### Stated goal
Return every line below in which "June" appears.

### Stored rows
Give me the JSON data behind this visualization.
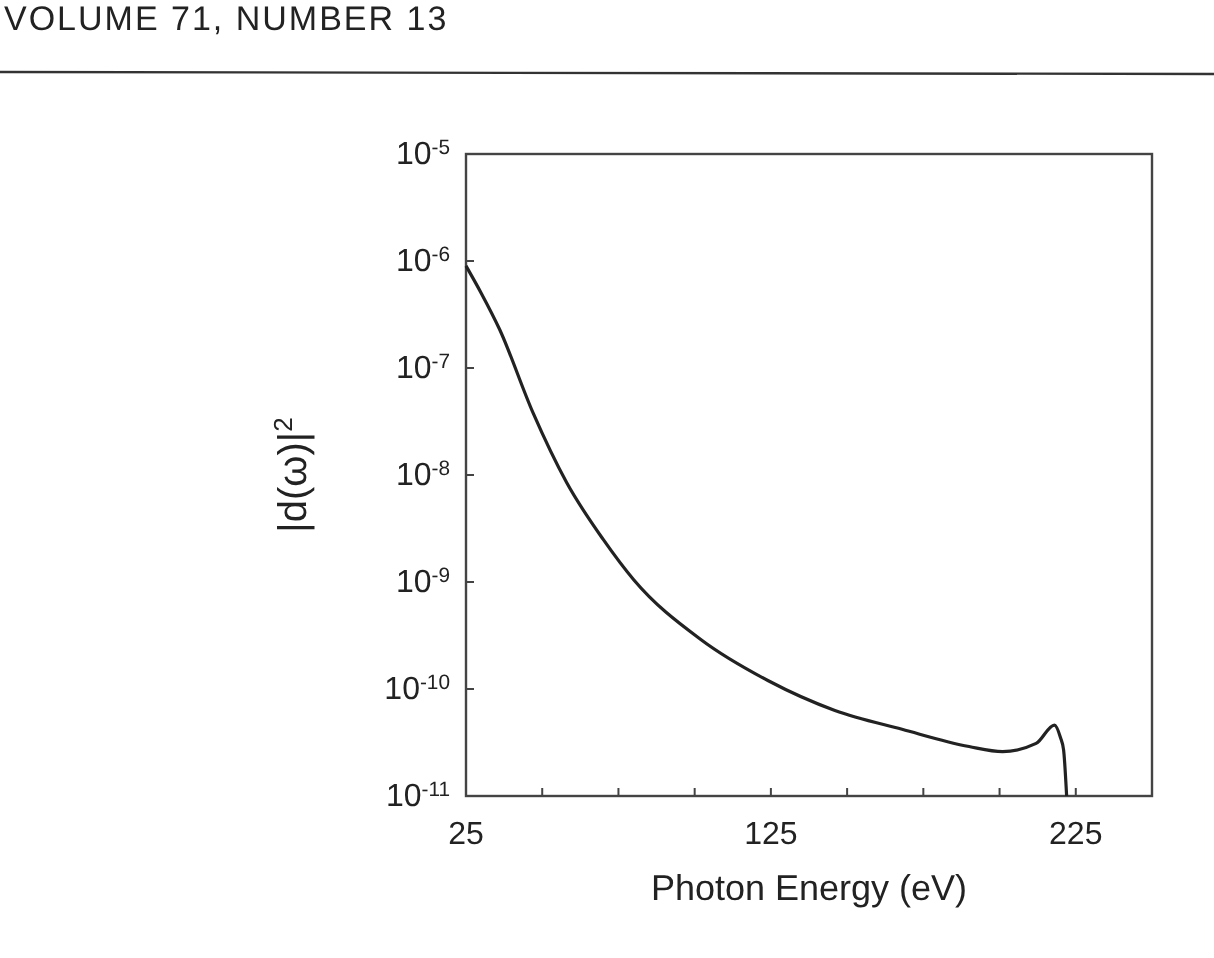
{
  "chart_data": {
    "type": "line",
    "xlabel": "Photon Energy (eV)",
    "ylabel": "|d(ω)|$^{2}$",
    "annotations": [
      "VOLUME 71, NUMBER 13"
    ],
    "log": "y",
    "grid": false,
    "line_style": "solid",
    "marker": "none",
    "xlim": [
      25,
      250
    ],
    "xticks": [
      25,
      {
        "value": 50,
        "label": null
      },
      {
        "value": 75,
        "label": null
      },
      {
        "value": 100,
        "label": null
      },
      125,
      {
        "value": 150,
        "label": null
      },
      {
        "value": 175,
        "label": null
      },
      {
        "value": 200,
        "label": null
      },
      225
    ],
    "ylim": [
      1e-11,
      1e-05
    ],
    "yticks": [
      {
        "value": 1e-11,
        "label": "10$^{-11}$"
      },
      {
        "value": 1e-10,
        "label": "10$^{-10}$"
      },
      {
        "value": 1e-09,
        "label": "10$^{-9}$"
      },
      {
        "value": 1e-08,
        "label": "10$^{-8}$"
      },
      {
        "value": 1e-07,
        "label": "10$^{-7}$"
      },
      {
        "value": 1e-06,
        "label": "10$^{-6}$"
      },
      {
        "value": 1e-05,
        "label": "10$^{-5}$"
      }
    ],
    "x": [
      25,
      30,
      36,
      47,
      58,
      70,
      80,
      102,
      124,
      146,
      168,
      190,
      201,
      212,
      218,
      220,
      221,
      222
    ],
    "series": [
      {
        "color": "#222222",
        "values": [
          9e-07,
          5e-07,
          2.3e-07,
          3.8e-08,
          8.5e-09,
          2.5e-09,
          1.05e-09,
          2.9e-10,
          1.2e-10,
          6.3e-11,
          4.2e-11,
          2.9e-11,
          2.6e-11,
          3.1e-11,
          4.6e-11,
          3.5e-11,
          2.7e-11,
          1e-11
        ]
      }
    ]
  }
}
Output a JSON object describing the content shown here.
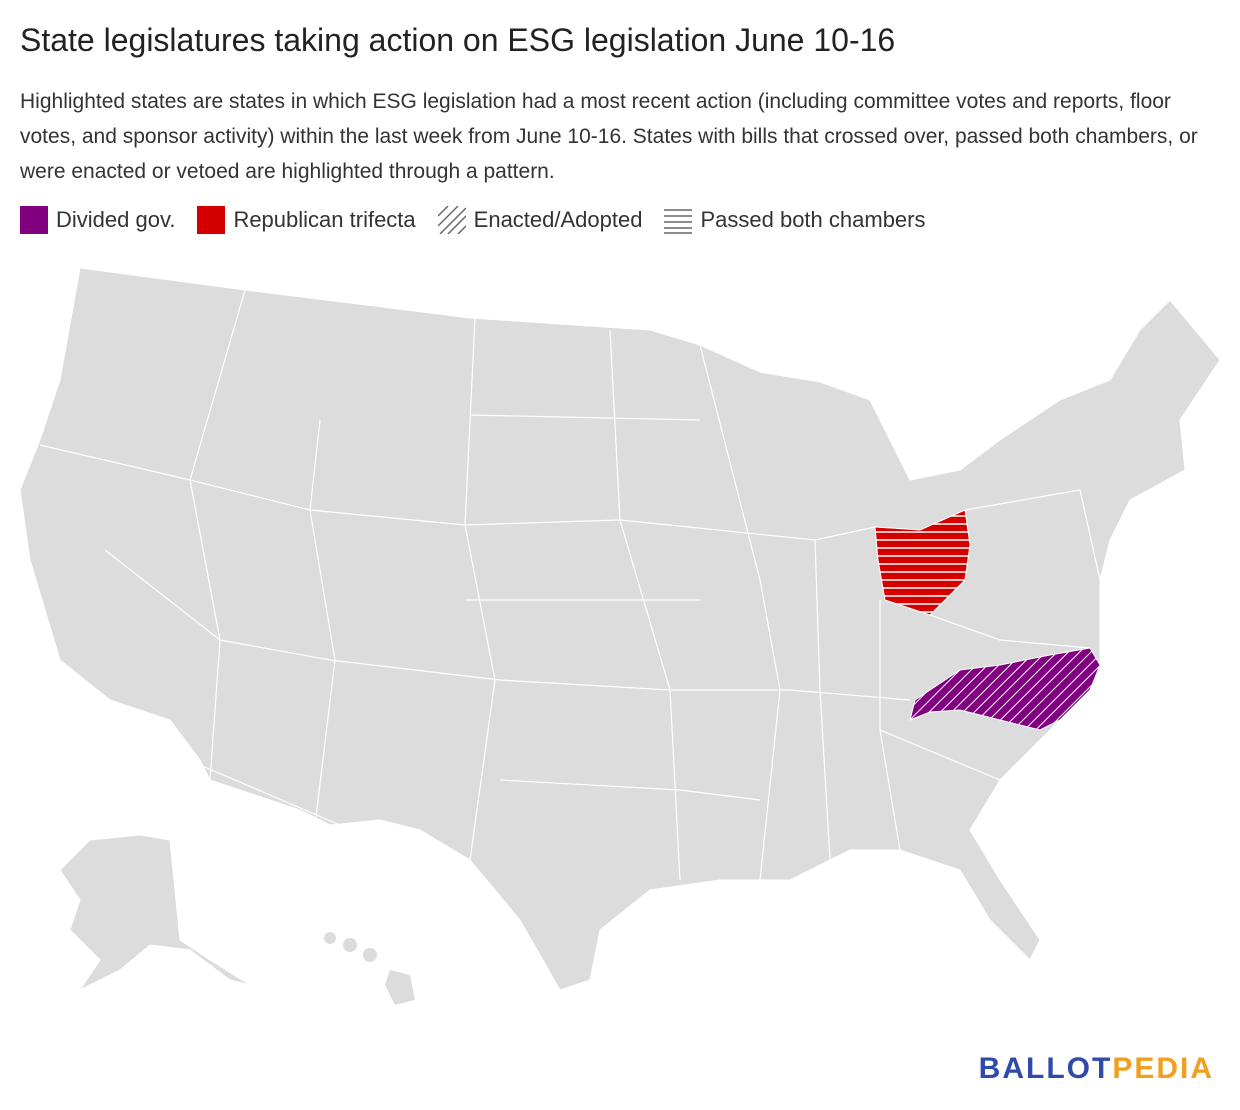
{
  "header": {
    "title": "State legislatures taking action on ESG legislation June 10-16",
    "description": "Highlighted states are states in which ESG legislation had a most recent action (including committee votes and reports, floor votes, and sponsor activity) within the last week from June 10-16. States with bills that crossed over, passed both chambers, or were enacted or vetoed are highlighted through a pattern."
  },
  "legend": [
    {
      "label": "Divided gov.",
      "color": "#800080"
    },
    {
      "label": "Republican trifecta",
      "color": "#d40000"
    },
    {
      "label": "Enacted/Adopted"
    },
    {
      "label": "Passed both chambers"
    }
  ],
  "logo": {
    "first": "BALLOT",
    "second": "PEDIA",
    "first_color": "#2f4aa8",
    "second_color": "#f0a020"
  }
}
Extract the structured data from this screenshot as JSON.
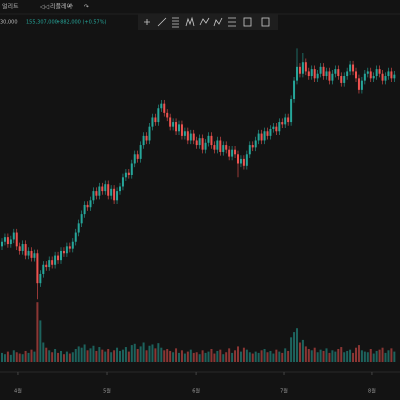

### Written reply
    "title": "State legislatures taking action on ESG legislation June 10-16",
    "description": "Highlighted states are states in which ESG legislation had a most recent action (including committee votes and reports, floor votes, and sponsor activity) within the last week from June 10-16. States with bills that crossed over, passed both chambers, or were enacted or vetoed are highlighted through a pattern."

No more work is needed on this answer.